_Stated exercise 1_. Could you reproduce the rows below with "coordinates" substituted for "positions" and nothing else altered? Leave the pictures out.

_Source_.
━━━━

Another key technique is that of deposition.  As the term suggests, this is essentially a process, which deposits material onto the surface of the wafer.  The main techniques are:

1. Epitaxy.  This is a process whereby a very thin (1-10 micron) layer of doped silicon is effectively grown on the wafer in such a way that the crystal structure is continuous between the substrate and the deposited layer.

2. Vacuum deposition.  By means of thermal evaporation or ion bombardment (known as sputtering), atoms are liberated from a source material in a vacuum chamber and condense on the cool surface of the wafer (or other object).  This technique is often used to deposit thin (< 1 micron) layers of pure metals but can be used for non-metals and mixed materials.  The technique allows precise control of thickness.  However, the atoms travel from the source to the sample in a straight line.  This means that, if the surface is not planar, shadowing will result and the coating will not be of uniform thickness (shown in figure 2 below).

━━━━

_Data to process_.
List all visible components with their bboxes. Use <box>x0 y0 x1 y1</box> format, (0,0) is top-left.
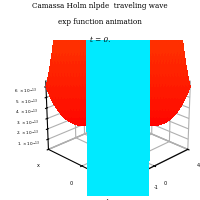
Text: exp function animation: exp function animation <box>58 18 142 26</box>
Text: Camassa Holm nlpde  traveling wave: Camassa Holm nlpde traveling wave <box>32 2 168 10</box>
Text: t = 0.: t = 0. <box>90 36 110 44</box>
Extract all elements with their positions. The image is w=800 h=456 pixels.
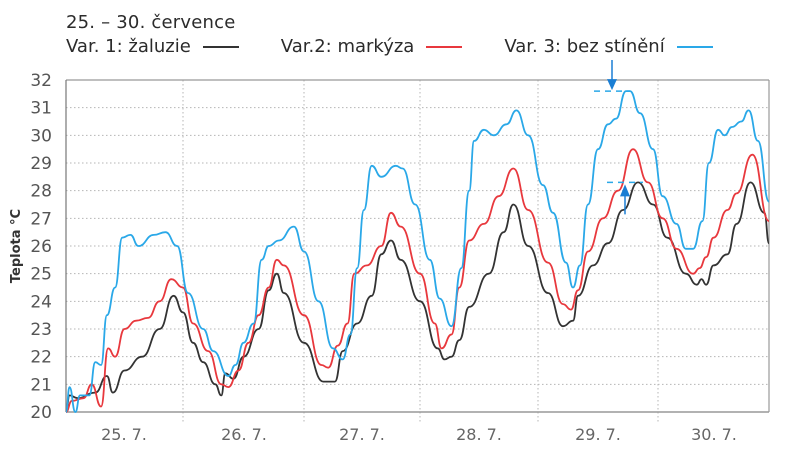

━━━━

_Stated exercise 2_. Does the passage on deposition agree with each statement? Answer yes or no and quote the deciding words. (a) Epitaxy grows a layer of doped silicon between 1 and 10 microns thick. (b) Vacuum deposition works only with pure metals. (c) In vacuum deposition, atoms move from the source to the sample in a straight line.

_Final answer 1_.
List all visible components with their bboxes. Use <box>x0 y0 x1 y1</box> format, (0,0) is top-left.
Text: exp function animation: exp function animation <box>58 18 142 26</box>
Text: Camassa Holm nlpde  traveling wave: Camassa Holm nlpde traveling wave <box>32 2 168 10</box>
Text: t = 0.: t = 0. <box>90 36 110 44</box>
Extract all elements with their coordinates. The image is w=800 h=456 pixels.

_Final answer 2_.
(a) Yes: "a very thin (1-10 micron) layer of doped silicon is effectively grown on the wafer"
(b) No: "but can be used for non-metals and mixed materials"
(c) Yes: "the atoms travel from the source to the sample in a straight line"